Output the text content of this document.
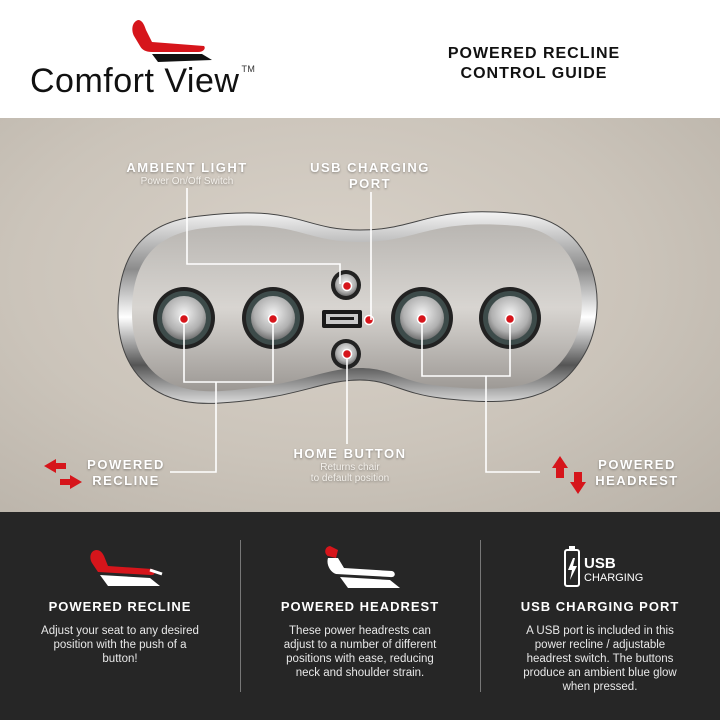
Comfort View ™
POWERED RECLINE
CONTROL GUIDE
AMBIENT LIGHT
Power On/Off Switch
USB CHARGING
PORT
HOME BUTTON
Returns chair
to default position
POWERED
RECLINE
POWERED
HEADREST
POWERED RECLINE
Adjust your seat to any desired position with the push of a button!
POWERED HEADREST
These power headrests can adjust to a number of different positions with ease, reducing neck and shoulder strain.
USB
CHARGING
USB CHARGING PORT
A USB port is included in this power recline / adjustable headrest switch. The buttons produce an ambient blue glow when pressed.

Set task
Determine how many lines in the listing above hold the word "CHARGING", answering with the number only.

Written answer
3